>>
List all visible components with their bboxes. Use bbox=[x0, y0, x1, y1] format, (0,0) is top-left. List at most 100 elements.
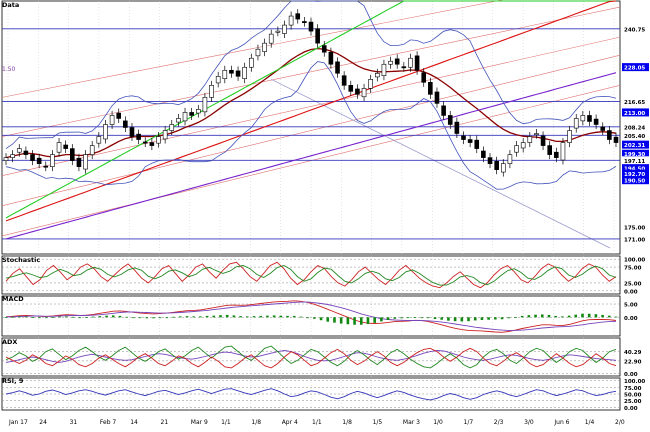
adx-panel: 40.29 22.90 0.00 bbox=[2, 345, 642, 378]
price-label-bg bbox=[622, 169, 649, 178]
macd-histogram-bar bbox=[91, 316, 95, 318]
candle-body bbox=[361, 88, 367, 98]
candle-body bbox=[222, 69, 228, 80]
candle-body bbox=[567, 130, 572, 143]
macd-histogram-bar bbox=[520, 315, 524, 318]
price-label-bg bbox=[622, 131, 649, 140]
moving-average-line bbox=[5, 0, 616, 219]
price-panel-label: Data bbox=[2, 1, 19, 9]
candle-body bbox=[454, 121, 460, 134]
macd-histogram-bar bbox=[574, 314, 578, 318]
macd-histogram-bar bbox=[71, 316, 75, 318]
macd-histogram-bar bbox=[266, 315, 269, 318]
candle-body bbox=[534, 133, 539, 136]
macd-histogram-bar bbox=[105, 315, 108, 318]
candle-body bbox=[481, 150, 486, 158]
price-label-bg bbox=[622, 149, 649, 158]
macd-histogram-bar bbox=[433, 317, 437, 320]
x-axis-tick-label: 1/8 bbox=[342, 419, 352, 426]
rsi-axis-label: 25.00 bbox=[624, 399, 642, 405]
candle-body bbox=[149, 142, 155, 146]
trend-line bbox=[1, 0, 504, 98]
price-axis-label: 202.31 bbox=[624, 143, 645, 149]
candle-body bbox=[408, 57, 413, 68]
price-axis-label: 216.65 bbox=[624, 100, 645, 106]
candle-body bbox=[560, 142, 566, 161]
price-annotation: 1.50 bbox=[2, 66, 16, 73]
candle-body bbox=[36, 157, 42, 164]
macd-histogram-bar bbox=[487, 317, 490, 320]
candle-body bbox=[156, 136, 161, 144]
macd-histogram-bar bbox=[118, 315, 122, 318]
candle-body bbox=[83, 154, 88, 170]
x-axis-tick-label: 1/1 bbox=[312, 419, 322, 426]
candle-body bbox=[169, 124, 175, 131]
bollinger-upper-band bbox=[5, 0, 617, 149]
price-axis-label: 197.11 bbox=[624, 159, 645, 165]
price-axis-label: 171.00 bbox=[624, 237, 645, 243]
macd-histogram-bar bbox=[246, 316, 249, 318]
candle-body bbox=[189, 112, 194, 116]
x-axis-tick-label: 3/0 bbox=[524, 419, 534, 426]
candle-body bbox=[302, 21, 307, 23]
moving-average-line bbox=[5, 0, 617, 222]
downtrend-line bbox=[271, 78, 611, 249]
rsi-axis-label: 50.00 bbox=[624, 393, 642, 399]
x-axis-tick-label: 2/3 bbox=[494, 419, 504, 426]
macd-histogram-bar bbox=[239, 316, 242, 318]
macd-histogram-bar bbox=[386, 317, 390, 320]
candle-body bbox=[103, 124, 108, 140]
macd-histogram-bar bbox=[11, 316, 15, 318]
candle-body bbox=[388, 60, 393, 65]
candle-body bbox=[421, 72, 427, 83]
candle-body bbox=[540, 135, 546, 146]
macd-histogram-bar bbox=[259, 315, 263, 318]
macd-histogram-bar bbox=[373, 317, 376, 323]
candle-body bbox=[209, 85, 214, 98]
x-axis-tick-label: 1/0 bbox=[433, 419, 443, 426]
rsi-panel-label: RSI, 9 bbox=[2, 377, 24, 385]
macd-histogram-bar bbox=[540, 314, 544, 318]
candle-body bbox=[394, 58, 400, 65]
candle-body bbox=[23, 150, 29, 155]
price-axis-label: 213.00 bbox=[624, 111, 645, 117]
candle-body bbox=[282, 24, 287, 34]
x-axis-tick-label: 21 bbox=[161, 419, 169, 426]
macd-histogram-bar bbox=[125, 316, 128, 318]
candle-body bbox=[573, 118, 579, 129]
rsi-axis-label: 75.00 bbox=[624, 386, 642, 392]
candle-body bbox=[288, 15, 294, 26]
macd-histogram-bar bbox=[614, 316, 618, 318]
candle-body bbox=[10, 154, 15, 158]
candle-body bbox=[600, 126, 606, 131]
candle-body bbox=[96, 136, 102, 144]
macd-histogram-bar bbox=[406, 317, 410, 319]
macd-histogram-bar bbox=[4, 317, 8, 318]
candle-body bbox=[467, 139, 473, 143]
macd-histogram-bar bbox=[85, 317, 88, 318]
adx-series-line bbox=[5, 347, 617, 369]
macd-histogram-bar bbox=[158, 317, 162, 319]
price-label-bg bbox=[622, 63, 649, 72]
macd-histogram-bar bbox=[447, 317, 450, 321]
macd-histogram-bar bbox=[393, 317, 397, 319]
macd-panel: 5.00 0.00 bbox=[2, 300, 638, 333]
price-label-bg bbox=[622, 156, 649, 165]
candle-body bbox=[613, 136, 619, 143]
price-label-bg bbox=[622, 122, 649, 131]
macd-histogram-bar bbox=[306, 317, 309, 319]
candle-body bbox=[580, 115, 586, 122]
macd-panel-label: MACD bbox=[2, 295, 24, 303]
macd-histogram-bar bbox=[527, 315, 531, 318]
macd-histogram-bar bbox=[440, 317, 444, 320]
price-label-bg bbox=[622, 164, 649, 173]
price-label-bg bbox=[622, 24, 649, 33]
adx-series-line bbox=[5, 345, 617, 369]
candle-body bbox=[494, 160, 499, 170]
candle-body bbox=[76, 157, 82, 167]
candle-body bbox=[195, 109, 201, 114]
macd-histogram-bar bbox=[333, 317, 336, 323]
x-axis-tick-label: 1/4 bbox=[585, 419, 595, 426]
macd-histogram-bar bbox=[480, 317, 484, 320]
<<
-- Problem statement --
Extract every line of the data above verbatim, leaving out the picture.

-- Written response --
List all visible components with their bboxes. Use bbox=[x0, y0, x1, y1] format, (0,0) is top-left. List at most 100 elements.
adx-panel: 40.29 22.90 0.00 bbox=[2, 345, 642, 378]
price-label-bg bbox=[622, 169, 649, 178]
macd-histogram-bar bbox=[91, 316, 95, 318]
candle-body bbox=[361, 88, 367, 98]
candle-body bbox=[222, 69, 228, 80]
candle-body bbox=[567, 130, 572, 143]
macd-histogram-bar bbox=[520, 315, 524, 318]
price-label-bg bbox=[622, 131, 649, 140]
moving-average-line bbox=[5, 0, 616, 219]
price-panel-label: Data bbox=[2, 1, 19, 9]
candle-body bbox=[454, 121, 460, 134]
macd-histogram-bar bbox=[574, 314, 578, 318]
macd-histogram-bar bbox=[71, 316, 75, 318]
macd-histogram-bar bbox=[266, 315, 269, 318]
candle-body bbox=[534, 133, 539, 136]
macd-histogram-bar bbox=[105, 315, 108, 318]
candle-body bbox=[481, 150, 486, 158]
price-label-bg bbox=[622, 149, 649, 158]
macd-histogram-bar bbox=[433, 317, 437, 320]
x-axis-tick-label: 1/8 bbox=[342, 419, 352, 426]
rsi-axis-label: 25.00 bbox=[624, 399, 642, 405]
candle-body bbox=[149, 142, 155, 146]
trend-line bbox=[1, 0, 504, 98]
price-axis-label: 202.31 bbox=[624, 143, 645, 149]
candle-body bbox=[408, 57, 413, 68]
price-axis-label: 216.65 bbox=[624, 100, 645, 106]
candle-body bbox=[560, 142, 566, 161]
price-annotation: 1.50 bbox=[2, 66, 16, 73]
candle-body bbox=[36, 157, 42, 164]
macd-histogram-bar bbox=[487, 317, 490, 320]
candle-body bbox=[156, 136, 161, 144]
macd-histogram-bar bbox=[118, 315, 122, 318]
candle-body bbox=[83, 154, 88, 170]
x-axis-tick-label: 1/1 bbox=[312, 419, 322, 426]
candle-body bbox=[169, 124, 175, 131]
bollinger-upper-band bbox=[5, 0, 617, 149]
price-axis-label: 197.11 bbox=[624, 159, 645, 165]
price-axis-label: 171.00 bbox=[624, 237, 645, 243]
macd-histogram-bar bbox=[246, 316, 249, 318]
candle-body bbox=[189, 112, 194, 116]
x-axis-tick-label: 3/0 bbox=[524, 419, 534, 426]
candle-body bbox=[302, 21, 307, 23]
moving-average-line bbox=[5, 0, 617, 222]
downtrend-line bbox=[271, 78, 611, 249]
rsi-axis-label: 50.00 bbox=[624, 393, 642, 399]
x-axis-tick-label: 2/3 bbox=[494, 419, 504, 426]
macd-histogram-bar bbox=[239, 316, 242, 318]
macd-histogram-bar bbox=[386, 317, 390, 320]
candle-body bbox=[103, 124, 108, 140]
macd-histogram-bar bbox=[11, 316, 15, 318]
candle-body bbox=[388, 60, 393, 65]
candle-body bbox=[421, 72, 427, 83]
candle-body bbox=[540, 135, 546, 146]
macd-histogram-bar bbox=[259, 315, 263, 318]
macd-histogram-bar bbox=[373, 317, 376, 323]
candle-body bbox=[209, 85, 214, 98]
x-axis-tick-label: 1/0 bbox=[433, 419, 443, 426]
rsi-panel-label: RSI, 9 bbox=[2, 377, 24, 385]
macd-histogram-bar bbox=[540, 314, 544, 318]
candle-body bbox=[394, 58, 400, 65]
candle-body bbox=[23, 150, 29, 155]
price-axis-label: 213.00 bbox=[624, 111, 645, 117]
candle-body bbox=[282, 24, 287, 34]
x-axis-tick-label: 21 bbox=[161, 419, 169, 426]
macd-histogram-bar bbox=[125, 316, 128, 318]
candle-body bbox=[573, 118, 579, 129]
rsi-axis-label: 75.00 bbox=[624, 386, 642, 392]
candle-body bbox=[288, 15, 294, 26]
macd-histogram-bar bbox=[614, 316, 618, 318]
candle-body bbox=[10, 154, 15, 158]
candle-body bbox=[600, 126, 606, 131]
candle-body bbox=[96, 136, 102, 144]
macd-histogram-bar bbox=[406, 317, 410, 319]
macd-histogram-bar bbox=[4, 317, 8, 318]
candle-body bbox=[467, 139, 473, 143]
macd-histogram-bar bbox=[85, 317, 88, 318]
adx-series-line bbox=[5, 347, 617, 369]
macd-histogram-bar bbox=[158, 317, 162, 319]
price-label-bg bbox=[622, 63, 649, 72]
macd-histogram-bar bbox=[447, 317, 450, 321]
macd-histogram-bar bbox=[393, 317, 397, 319]
macd-panel: 5.00 0.00 bbox=[2, 300, 638, 333]
price-label-bg bbox=[622, 156, 649, 165]
candle-body bbox=[613, 136, 619, 143]
price-label-bg bbox=[622, 122, 649, 131]
macd-histogram-bar bbox=[306, 317, 309, 319]
candle-body bbox=[580, 115, 586, 122]
macd-panel-label: MACD bbox=[2, 295, 24, 303]
macd-histogram-bar bbox=[527, 315, 531, 318]
macd-histogram-bar bbox=[440, 317, 444, 320]
price-label-bg bbox=[622, 164, 649, 173]
price-label-bg bbox=[622, 24, 649, 33]
adx-series-line bbox=[5, 345, 617, 369]
candle-body bbox=[494, 160, 499, 170]
candle-body bbox=[76, 157, 82, 167]
candle-body bbox=[195, 109, 201, 114]
macd-histogram-bar bbox=[333, 317, 336, 323]
x-axis-tick-label: 1/4 bbox=[585, 419, 595, 426]
macd-histogram-bar bbox=[480, 317, 484, 320]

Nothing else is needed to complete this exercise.